> [Problem requirements]: Which lines in the items below contain the word "background"? Gather each of them and copy it in full.

--- START OF Raw records ---

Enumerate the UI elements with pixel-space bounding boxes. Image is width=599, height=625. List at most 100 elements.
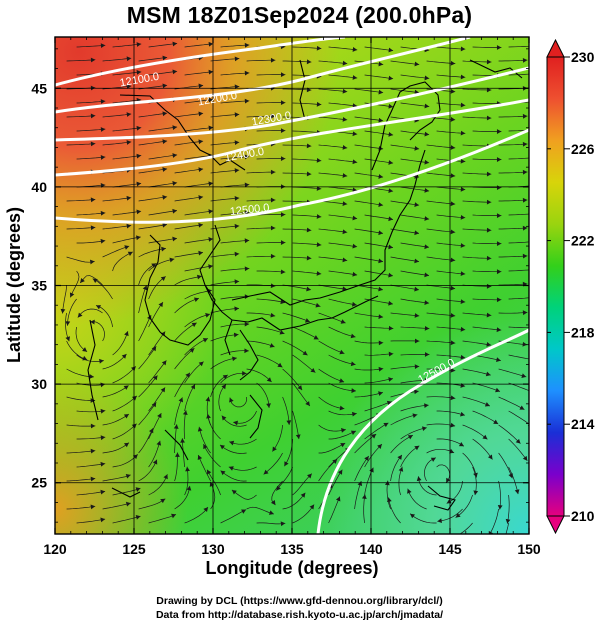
streamline-arrow: [280, 269, 286, 275]
streamline-arrow: [99, 358, 104, 364]
streamline-arrow: [302, 350, 308, 356]
streamline: [210, 58, 240, 62]
streamline-arrow: [198, 167, 204, 172]
streamline: [508, 157, 529, 160]
streamline-arrow: [416, 476, 422, 482]
streamline: [148, 301, 164, 328]
streamline-arrow: [231, 489, 237, 495]
streamline-arrow: [342, 173, 348, 178]
streamline-arrow: [496, 327, 502, 333]
streamline: [102, 413, 130, 426]
streamline: [282, 88, 312, 91]
streamline-arrow: [162, 195, 168, 200]
streamline: [364, 326, 394, 329]
streamline-arrow: [522, 253, 528, 259]
streamline-arrow: [460, 158, 466, 164]
streamline-arrow: [186, 485, 192, 491]
streamline: [210, 169, 240, 174]
streamline: [210, 357, 237, 370]
streamline: [364, 214, 394, 220]
streamline-arrow: [124, 331, 129, 337]
streamline-arrow: [185, 372, 190, 378]
streamline: [148, 276, 166, 300]
streamline: [462, 144, 492, 147]
streamline-arrow: [414, 61, 420, 67]
streamline-arrow: [197, 454, 203, 460]
streamline-arrow: [514, 489, 520, 495]
streamline: [76, 240, 106, 244]
streamline: [498, 480, 501, 510]
streamline-arrow: [270, 113, 276, 119]
streamline: [328, 214, 358, 219]
streamline: [184, 182, 214, 188]
streamline: [203, 444, 221, 468]
colorbar-tick-label: 226: [571, 141, 595, 157]
streamline-arrow: [450, 257, 456, 263]
streamline-arrow: [310, 367, 316, 373]
streamline-arrow: [388, 103, 394, 109]
streamline: [472, 410, 499, 425]
streamline-arrow: [378, 258, 383, 264]
streamline: [138, 314, 152, 342]
streamline-arrow: [522, 225, 528, 231]
streamline-arrow: [315, 302, 321, 308]
streamline-arrow: [172, 208, 178, 214]
streamline-arrow: [100, 382, 106, 388]
streamline: [219, 444, 247, 454]
streamline-arrow: [126, 84, 132, 90]
streamline: [138, 402, 157, 426]
streamline: [318, 340, 345, 354]
streamline: [400, 445, 420, 468]
streamline: [76, 491, 106, 496]
streamline: [390, 454, 403, 482]
streamline-arrow: [234, 251, 240, 257]
streamline-arrow: [450, 422, 456, 428]
streamline-arrow: [208, 41, 214, 47]
streamline-arrow: [460, 299, 466, 304]
streamline: [498, 396, 525, 411]
streamline-arrow: [244, 210, 250, 216]
streamline: [472, 130, 502, 132]
streamline: [508, 45, 529, 48]
streamline-arrow: [340, 319, 346, 324]
streamline-arrow: [244, 98, 250, 104]
streamline: [210, 280, 240, 286]
streamline-arrow: [450, 201, 456, 207]
streamline-arrow: [414, 230, 420, 236]
streamline-arrow: [424, 403, 429, 409]
streamline-arrow: [332, 459, 338, 464]
streamline: [210, 114, 240, 118]
streamline: [112, 395, 138, 412]
streamline-arrow: [90, 197, 96, 203]
streamline-arrow: [162, 83, 168, 89]
streamline-arrow: [208, 209, 214, 214]
streamline-arrow: [90, 476, 96, 482]
streamline-arrow: [197, 274, 202, 280]
streamline: [256, 522, 286, 525]
streamline: [174, 347, 195, 370]
y-tick-label: 40: [31, 179, 47, 195]
streamline-arrow: [342, 116, 348, 122]
streamline-arrow: [233, 420, 238, 426]
streamline-arrow: [388, 325, 394, 331]
streamline-arrow: [499, 545, 503, 550]
streamline: [174, 452, 178, 482]
streamline-arrow: [60, 308, 66, 314]
streamline-arrow: [151, 346, 157, 352]
streamline-arrow: [482, 434, 488, 440]
streamline: [508, 297, 529, 300]
streamline-arrow: [221, 415, 227, 421]
streamline-arrow: [277, 362, 283, 368]
streamline-arrow: [234, 140, 240, 145]
streamline-arrow: [161, 360, 167, 366]
streamline-arrow: [280, 156, 286, 162]
streamline: [390, 414, 418, 426]
streamline-arrow: [229, 397, 234, 403]
streamline: [66, 143, 96, 146]
wind-streamlines: [60, 41, 529, 550]
streamline-arrow: [242, 370, 247, 376]
streamline-arrow: [295, 434, 301, 440]
streamline-arrow: [414, 145, 420, 151]
streamline-arrow: [414, 286, 419, 292]
streamline: [508, 213, 529, 216]
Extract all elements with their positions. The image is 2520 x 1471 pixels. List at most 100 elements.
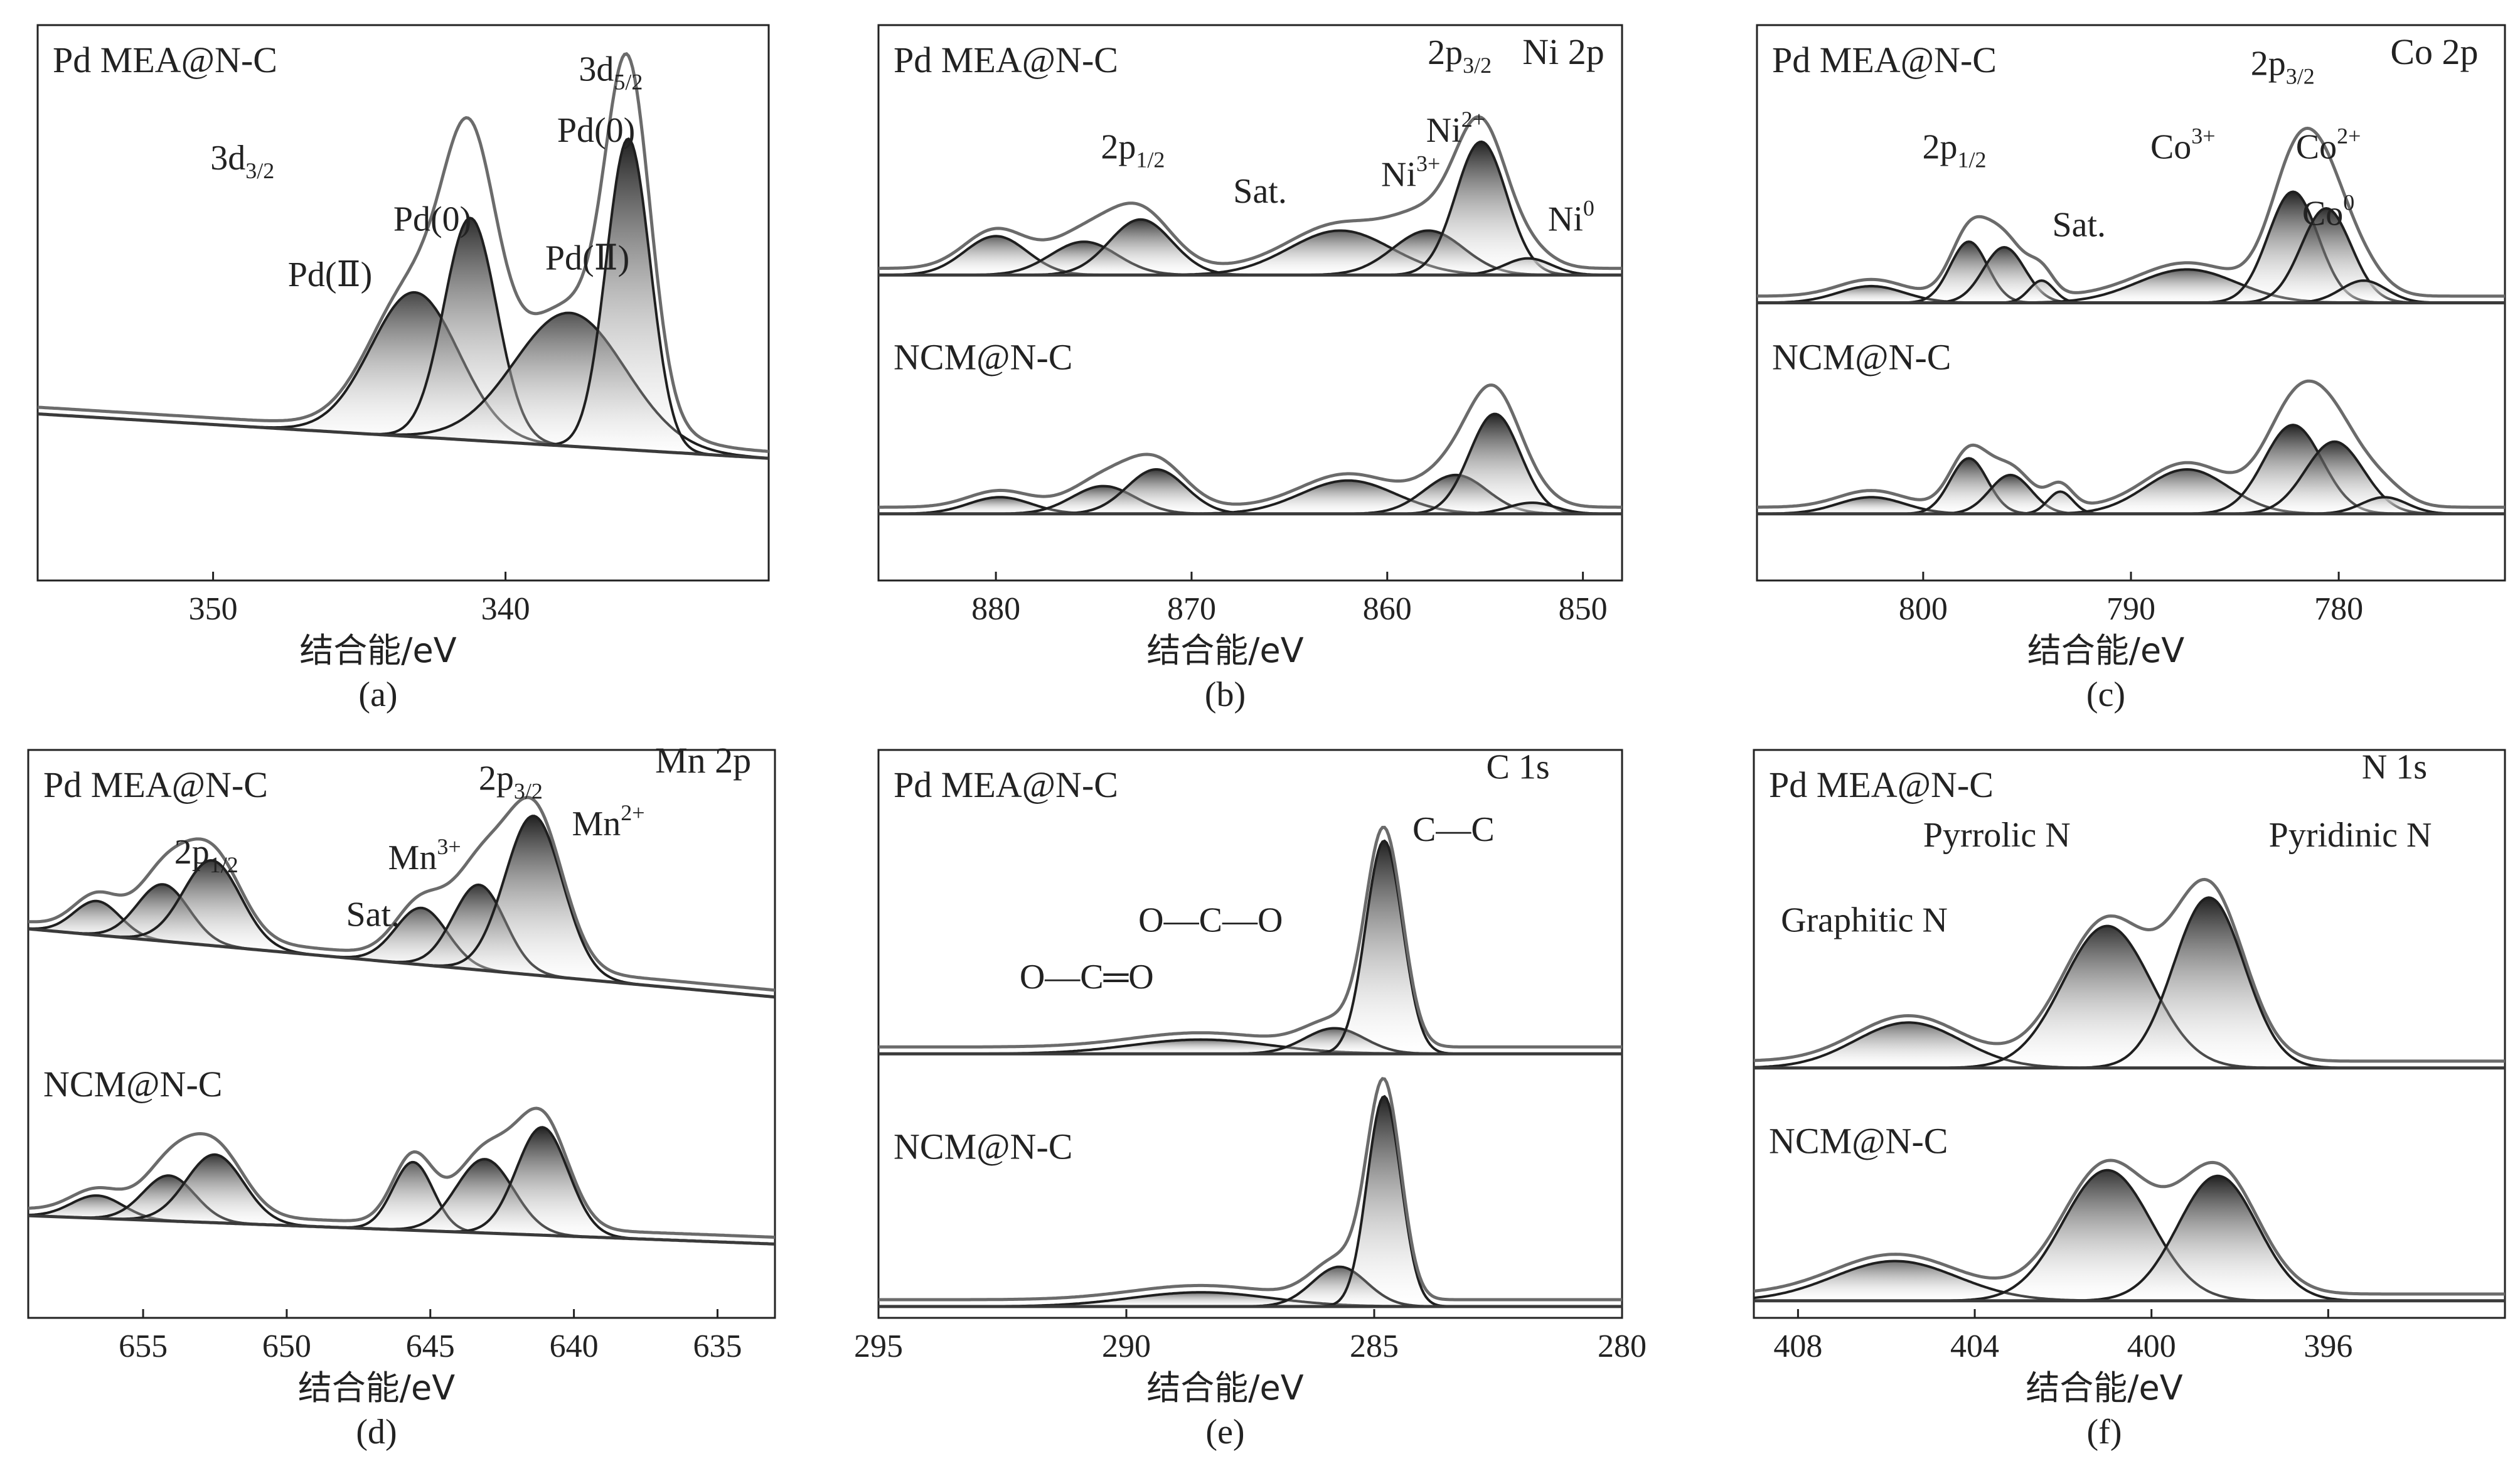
- panel-f: Pd MEA@N-C NCM@N-C Graphitic N Pyrrolic N Py…: [1753, 747, 2506, 1452]
- series-ncm-n-c: [1754, 1158, 2505, 1303]
- sample-label: Pd MEA@N-C: [894, 40, 1118, 80]
- series-pd-mea-n-c: [878, 115, 1622, 277]
- plot-area: [878, 825, 1622, 1308]
- background-line: [38, 412, 769, 460]
- x-tick-label: 645: [406, 1329, 455, 1364]
- sample-label: Pd MEA@N-C: [53, 40, 277, 80]
- x-tick-label: 650: [262, 1329, 311, 1364]
- x-axis-label: 结合能/eV: [1146, 1368, 1303, 1408]
- x-tick-label: 870: [1167, 591, 1216, 627]
- panel-label: (f): [2087, 1413, 2122, 1452]
- peak-annotation: N 1s: [2362, 747, 2427, 786]
- peak-annotation: Co3+: [2150, 123, 2216, 166]
- sample-label: NCM@N-C: [894, 337, 1072, 378]
- peak-annotation: Pd(Ⅱ): [545, 238, 630, 277]
- panel-d: Pd MEA@N-C NCM@N-C 2p1/2 Mn3+ Sat. 2p3/2 Mn 2p…: [27, 740, 776, 1452]
- plot-area: [28, 796, 775, 1246]
- x-axis-label: 结合能/eV: [299, 631, 456, 670]
- series-pd-mea-n-c: [28, 796, 775, 999]
- peak-annotation: Co0: [2302, 190, 2354, 233]
- sample-label: NCM@N-C: [1769, 1121, 1948, 1162]
- envelope-line: [878, 115, 1622, 270]
- series-pd-mea-n-c: [38, 52, 769, 460]
- panel-e: Pd MEA@N-C NCM@N-C O—C═O O—C—O C—C C 1s 295 290…: [854, 747, 1647, 1452]
- peak-annotation: 3d3/2: [210, 139, 274, 183]
- peak-annotation: O—C—O: [1138, 901, 1283, 940]
- envelope-line: [878, 383, 1622, 509]
- peak-annotation: Pyridinic N: [2269, 816, 2432, 855]
- peak-annotation: 2p3/2: [1428, 33, 1492, 78]
- sample-label: NCM@N-C: [43, 1064, 222, 1105]
- series-ncm-n-c: [878, 1077, 1622, 1308]
- x-tick-label: 290: [1102, 1329, 1151, 1364]
- x-tick-label: 408: [1773, 1329, 1822, 1364]
- peak-annotation: C 1s: [1487, 747, 1550, 786]
- panel-c: Pd MEA@N-C NCM@N-C 2p1/2 Sat. Co3+ 2p3/2 Co 2p…: [1756, 24, 2506, 714]
- peak-annotation: Co 2p: [2390, 31, 2478, 72]
- envelope-line: [1754, 877, 2505, 1063]
- envelope-line: [38, 52, 769, 453]
- peak-annotation: Ni 2p: [1522, 31, 1604, 72]
- peak-annotation: Ni2+: [1426, 107, 1485, 150]
- envelope-line: [878, 1077, 1622, 1302]
- x-tick-label: 350: [189, 591, 238, 627]
- series-ncm-n-c: [1757, 379, 2505, 516]
- x-axis-label: 结合能/eV: [1146, 631, 1303, 670]
- peak-annotation: O—C═O: [1020, 958, 1154, 997]
- peak-annotation: Pd(Ⅱ): [288, 255, 373, 294]
- peak-annotation: 2p3/2: [2251, 45, 2315, 89]
- panel-a: Pd MEA@N-C 3d3/2 Pd(Ⅱ) Pd(0) Pd(Ⅱ) Pd(0) 3d5/2…: [36, 24, 770, 714]
- series-ncm-n-c: [28, 1106, 775, 1246]
- envelope-line: [1757, 379, 2505, 509]
- series-pd-mea-n-c: [878, 825, 1622, 1056]
- envelope-line: [1757, 126, 2505, 298]
- peak-annotation: Graphitic N: [1781, 901, 1948, 940]
- peak-annotation: Ni3+: [1381, 151, 1440, 195]
- peak-annotation: Sat.: [346, 896, 400, 934]
- panel-label: (a): [358, 675, 397, 714]
- x-tick-label: 280: [1598, 1329, 1647, 1364]
- peak-annotation: 2p1/2: [1923, 127, 1987, 172]
- panel-label: (b): [1205, 675, 1246, 714]
- peak-annotation: 2p1/2: [1101, 127, 1165, 172]
- sample-label: Pd MEA@N-C: [43, 764, 268, 805]
- panel-label: (d): [356, 1413, 397, 1452]
- sample-label: NCM@N-C: [894, 1126, 1072, 1167]
- envelope-line: [28, 1106, 775, 1239]
- peak-annotation: Mn2+: [572, 800, 644, 843]
- peak-annotation: Mn3+: [388, 834, 461, 877]
- x-tick-label: 340: [481, 591, 530, 627]
- plot-area: [1754, 877, 2505, 1303]
- peak-annotation: Ni0: [1548, 195, 1594, 238]
- x-tick-label: 396: [2304, 1329, 2352, 1364]
- plot-area: [38, 52, 769, 460]
- x-tick-label: 640: [550, 1329, 599, 1364]
- peak-annotation: C—C: [1412, 810, 1495, 849]
- peak-annotation: Pd(0): [393, 200, 471, 238]
- peak-annotation: 2p1/2: [174, 833, 238, 877]
- x-tick-label: 635: [693, 1329, 742, 1364]
- x-tick-label: 295: [854, 1329, 903, 1364]
- plot-area: [878, 115, 1622, 516]
- panel-label: (e): [1205, 1413, 1244, 1452]
- background-line: [28, 927, 775, 999]
- x-axis-label: 结合能/eV: [2026, 1368, 2182, 1408]
- x-tick-label: 880: [971, 591, 1020, 627]
- panel-b: Pd MEA@N-C NCM@N-C 2p1/2 Sat. Ni3+Ni2+ 2p3/2 N…: [877, 24, 1623, 714]
- peak-annotation: Co2+: [2296, 123, 2361, 166]
- x-axis-label: 结合能/eV: [2027, 631, 2184, 670]
- peak-annotation: Sat.: [1233, 172, 1287, 211]
- panel-label: (c): [2086, 675, 2125, 714]
- x-tick-label: 800: [1899, 591, 1948, 627]
- sample-label: Pd MEA@N-C: [1772, 40, 1997, 80]
- x-axis-label: 结合能/eV: [298, 1368, 455, 1408]
- peak-annotation: Mn 2p: [655, 740, 751, 781]
- background-line: [28, 1214, 775, 1246]
- peak-annotation: Pd(0): [557, 111, 635, 150]
- x-tick-label: 850: [1559, 591, 1608, 627]
- x-tick-label: 655: [119, 1329, 168, 1364]
- series-pd-mea-n-c: [1757, 126, 2505, 304]
- envelope-line: [878, 825, 1622, 1049]
- x-tick-label: 404: [1950, 1329, 1999, 1364]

--- END OF Raw records ---

> [Solution to the problem]:
- background-line: [38, 412, 769, 460]
- background-line: [28, 927, 775, 999]
- background-line: [28, 1214, 775, 1246]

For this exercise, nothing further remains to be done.